### THE PROBLEM
Work through the entries below and report how many lines include "WILLIAM". The number alone is the answer.

★ ★ ★ ★ ★ ★ ★

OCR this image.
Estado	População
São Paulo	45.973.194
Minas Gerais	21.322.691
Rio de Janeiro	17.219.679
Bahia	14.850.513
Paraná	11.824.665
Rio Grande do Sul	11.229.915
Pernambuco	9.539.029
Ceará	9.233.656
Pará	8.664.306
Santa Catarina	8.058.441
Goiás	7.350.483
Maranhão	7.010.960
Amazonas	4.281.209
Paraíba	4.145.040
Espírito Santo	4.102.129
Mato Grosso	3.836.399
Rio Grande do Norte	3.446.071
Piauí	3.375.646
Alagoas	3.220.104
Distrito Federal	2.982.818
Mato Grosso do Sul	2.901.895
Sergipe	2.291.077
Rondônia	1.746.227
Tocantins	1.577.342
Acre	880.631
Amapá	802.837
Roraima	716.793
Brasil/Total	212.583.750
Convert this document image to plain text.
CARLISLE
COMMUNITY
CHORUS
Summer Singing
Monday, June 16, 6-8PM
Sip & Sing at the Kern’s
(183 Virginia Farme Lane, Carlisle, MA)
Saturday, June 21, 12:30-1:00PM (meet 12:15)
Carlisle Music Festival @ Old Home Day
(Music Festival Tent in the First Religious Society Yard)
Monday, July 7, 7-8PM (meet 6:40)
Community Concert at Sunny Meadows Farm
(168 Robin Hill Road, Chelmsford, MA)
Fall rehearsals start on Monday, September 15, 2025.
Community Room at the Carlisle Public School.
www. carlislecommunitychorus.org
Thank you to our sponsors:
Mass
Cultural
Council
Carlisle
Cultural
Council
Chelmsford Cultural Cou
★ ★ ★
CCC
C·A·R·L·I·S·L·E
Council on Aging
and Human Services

★ ★ ★ ★ ★ ★ ★

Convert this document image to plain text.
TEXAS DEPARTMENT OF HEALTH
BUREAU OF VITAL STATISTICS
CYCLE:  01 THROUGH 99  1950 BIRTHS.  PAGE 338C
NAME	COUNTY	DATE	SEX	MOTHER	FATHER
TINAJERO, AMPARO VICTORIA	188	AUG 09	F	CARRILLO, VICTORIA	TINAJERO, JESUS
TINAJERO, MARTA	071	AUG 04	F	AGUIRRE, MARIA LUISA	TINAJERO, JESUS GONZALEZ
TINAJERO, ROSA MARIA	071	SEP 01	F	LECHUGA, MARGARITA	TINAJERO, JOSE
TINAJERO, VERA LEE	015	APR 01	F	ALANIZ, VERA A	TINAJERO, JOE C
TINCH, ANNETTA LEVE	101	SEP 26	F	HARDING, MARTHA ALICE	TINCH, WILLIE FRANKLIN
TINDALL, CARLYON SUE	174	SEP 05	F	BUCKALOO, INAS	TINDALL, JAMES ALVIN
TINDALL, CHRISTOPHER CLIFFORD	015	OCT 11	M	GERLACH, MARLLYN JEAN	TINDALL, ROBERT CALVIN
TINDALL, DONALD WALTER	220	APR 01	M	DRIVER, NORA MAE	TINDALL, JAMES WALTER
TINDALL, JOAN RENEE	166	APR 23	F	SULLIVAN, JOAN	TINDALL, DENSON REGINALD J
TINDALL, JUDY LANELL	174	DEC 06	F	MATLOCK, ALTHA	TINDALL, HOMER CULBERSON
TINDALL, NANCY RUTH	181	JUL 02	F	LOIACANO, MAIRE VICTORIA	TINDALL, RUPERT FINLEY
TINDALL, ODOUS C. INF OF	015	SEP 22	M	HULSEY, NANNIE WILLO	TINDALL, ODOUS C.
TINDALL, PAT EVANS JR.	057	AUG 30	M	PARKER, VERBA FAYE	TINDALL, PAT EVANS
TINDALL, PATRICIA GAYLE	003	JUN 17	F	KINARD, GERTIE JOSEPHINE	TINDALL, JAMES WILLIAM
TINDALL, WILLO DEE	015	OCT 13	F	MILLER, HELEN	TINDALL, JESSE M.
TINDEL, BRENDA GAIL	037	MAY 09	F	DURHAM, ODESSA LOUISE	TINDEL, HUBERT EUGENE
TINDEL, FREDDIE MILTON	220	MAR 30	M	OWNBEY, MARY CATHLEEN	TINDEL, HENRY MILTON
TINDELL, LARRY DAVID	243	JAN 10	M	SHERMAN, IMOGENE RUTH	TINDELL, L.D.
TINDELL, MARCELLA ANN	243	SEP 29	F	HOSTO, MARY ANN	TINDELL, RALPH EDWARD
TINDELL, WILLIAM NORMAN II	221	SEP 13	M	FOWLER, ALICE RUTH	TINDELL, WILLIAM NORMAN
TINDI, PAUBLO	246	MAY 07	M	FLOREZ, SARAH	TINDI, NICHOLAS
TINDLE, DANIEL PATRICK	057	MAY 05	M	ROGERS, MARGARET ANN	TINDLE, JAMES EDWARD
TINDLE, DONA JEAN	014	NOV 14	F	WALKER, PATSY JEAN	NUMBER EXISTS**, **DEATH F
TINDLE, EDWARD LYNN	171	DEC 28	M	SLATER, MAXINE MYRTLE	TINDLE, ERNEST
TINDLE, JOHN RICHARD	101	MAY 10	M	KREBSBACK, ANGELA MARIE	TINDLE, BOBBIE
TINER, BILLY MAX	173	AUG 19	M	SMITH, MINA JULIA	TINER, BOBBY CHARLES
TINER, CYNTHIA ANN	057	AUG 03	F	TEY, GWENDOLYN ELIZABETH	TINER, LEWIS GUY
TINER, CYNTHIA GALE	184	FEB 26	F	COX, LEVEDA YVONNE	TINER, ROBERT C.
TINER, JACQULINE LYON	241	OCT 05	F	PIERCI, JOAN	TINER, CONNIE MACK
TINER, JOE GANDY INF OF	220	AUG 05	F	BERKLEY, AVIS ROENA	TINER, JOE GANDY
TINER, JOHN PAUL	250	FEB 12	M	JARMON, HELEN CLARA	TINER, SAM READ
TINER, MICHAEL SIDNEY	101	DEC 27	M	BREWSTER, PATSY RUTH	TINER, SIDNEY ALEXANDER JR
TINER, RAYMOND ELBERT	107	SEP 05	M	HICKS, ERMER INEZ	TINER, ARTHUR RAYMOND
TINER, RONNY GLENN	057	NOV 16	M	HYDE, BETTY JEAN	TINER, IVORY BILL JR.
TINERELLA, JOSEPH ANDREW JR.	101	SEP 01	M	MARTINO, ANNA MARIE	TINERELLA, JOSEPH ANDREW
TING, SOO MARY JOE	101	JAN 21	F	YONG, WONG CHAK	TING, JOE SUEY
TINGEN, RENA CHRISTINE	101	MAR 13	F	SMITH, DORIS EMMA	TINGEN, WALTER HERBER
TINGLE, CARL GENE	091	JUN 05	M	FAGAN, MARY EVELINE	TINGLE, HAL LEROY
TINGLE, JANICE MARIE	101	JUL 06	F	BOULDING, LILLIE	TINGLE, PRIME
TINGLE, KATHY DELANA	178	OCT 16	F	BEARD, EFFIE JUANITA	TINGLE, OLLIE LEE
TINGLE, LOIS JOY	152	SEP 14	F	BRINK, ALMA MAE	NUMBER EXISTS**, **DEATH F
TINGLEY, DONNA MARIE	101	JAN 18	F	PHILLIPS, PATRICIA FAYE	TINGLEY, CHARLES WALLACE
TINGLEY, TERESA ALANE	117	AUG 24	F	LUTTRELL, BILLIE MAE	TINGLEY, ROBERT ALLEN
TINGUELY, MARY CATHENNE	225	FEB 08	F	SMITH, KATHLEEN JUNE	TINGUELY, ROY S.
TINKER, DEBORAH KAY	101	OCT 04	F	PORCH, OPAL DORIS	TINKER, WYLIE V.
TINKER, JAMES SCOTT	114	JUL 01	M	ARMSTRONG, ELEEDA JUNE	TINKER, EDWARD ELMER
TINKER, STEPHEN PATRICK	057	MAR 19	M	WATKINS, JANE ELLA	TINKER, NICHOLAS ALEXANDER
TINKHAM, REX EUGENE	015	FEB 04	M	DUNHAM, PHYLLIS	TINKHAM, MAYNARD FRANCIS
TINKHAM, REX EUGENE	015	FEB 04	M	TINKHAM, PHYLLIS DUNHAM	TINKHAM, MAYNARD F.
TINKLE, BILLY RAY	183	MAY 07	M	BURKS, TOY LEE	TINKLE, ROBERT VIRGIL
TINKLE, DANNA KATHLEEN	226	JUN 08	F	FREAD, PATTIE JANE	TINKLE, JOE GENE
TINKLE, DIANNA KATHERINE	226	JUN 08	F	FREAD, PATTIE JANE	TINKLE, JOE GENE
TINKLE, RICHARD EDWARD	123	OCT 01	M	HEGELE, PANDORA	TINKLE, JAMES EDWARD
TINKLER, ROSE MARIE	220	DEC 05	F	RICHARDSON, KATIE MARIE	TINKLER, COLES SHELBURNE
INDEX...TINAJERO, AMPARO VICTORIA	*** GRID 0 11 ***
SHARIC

★ ★ ★ ★ ★ ★ ★

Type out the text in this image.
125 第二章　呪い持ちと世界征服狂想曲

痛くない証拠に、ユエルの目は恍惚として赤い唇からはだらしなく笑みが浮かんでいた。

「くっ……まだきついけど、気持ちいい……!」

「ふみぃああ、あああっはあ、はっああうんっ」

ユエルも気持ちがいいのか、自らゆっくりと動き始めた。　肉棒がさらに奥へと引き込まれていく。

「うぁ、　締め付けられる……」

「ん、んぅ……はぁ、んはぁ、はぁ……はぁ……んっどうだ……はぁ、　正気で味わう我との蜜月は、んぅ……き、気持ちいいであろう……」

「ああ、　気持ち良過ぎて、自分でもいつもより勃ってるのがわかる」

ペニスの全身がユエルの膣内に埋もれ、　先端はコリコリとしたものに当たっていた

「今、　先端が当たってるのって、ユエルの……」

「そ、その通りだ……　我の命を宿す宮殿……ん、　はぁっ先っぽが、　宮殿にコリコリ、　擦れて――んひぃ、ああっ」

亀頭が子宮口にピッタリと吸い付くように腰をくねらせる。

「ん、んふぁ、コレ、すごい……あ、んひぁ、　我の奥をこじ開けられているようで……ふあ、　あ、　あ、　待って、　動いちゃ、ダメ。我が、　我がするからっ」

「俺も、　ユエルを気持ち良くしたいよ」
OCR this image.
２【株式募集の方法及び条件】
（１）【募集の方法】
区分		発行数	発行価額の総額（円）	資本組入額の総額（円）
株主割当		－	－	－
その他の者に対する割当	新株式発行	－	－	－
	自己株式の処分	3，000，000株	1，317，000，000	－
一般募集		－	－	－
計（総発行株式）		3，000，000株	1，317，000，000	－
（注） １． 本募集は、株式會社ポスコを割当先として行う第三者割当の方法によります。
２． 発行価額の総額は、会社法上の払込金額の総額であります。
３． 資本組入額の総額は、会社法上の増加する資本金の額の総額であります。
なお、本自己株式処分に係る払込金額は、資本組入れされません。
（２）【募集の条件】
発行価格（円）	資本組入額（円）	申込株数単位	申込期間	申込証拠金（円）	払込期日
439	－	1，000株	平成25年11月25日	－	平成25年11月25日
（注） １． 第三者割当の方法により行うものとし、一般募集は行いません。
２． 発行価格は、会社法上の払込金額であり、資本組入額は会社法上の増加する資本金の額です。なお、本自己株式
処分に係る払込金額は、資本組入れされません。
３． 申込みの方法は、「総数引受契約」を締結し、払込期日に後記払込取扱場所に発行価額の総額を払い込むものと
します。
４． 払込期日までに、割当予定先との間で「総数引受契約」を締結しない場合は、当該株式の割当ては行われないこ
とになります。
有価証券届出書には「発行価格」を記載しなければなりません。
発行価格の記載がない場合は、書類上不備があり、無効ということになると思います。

★ ★ ★ ★ ★ ★ ★

### THE COMPLETED TASK
2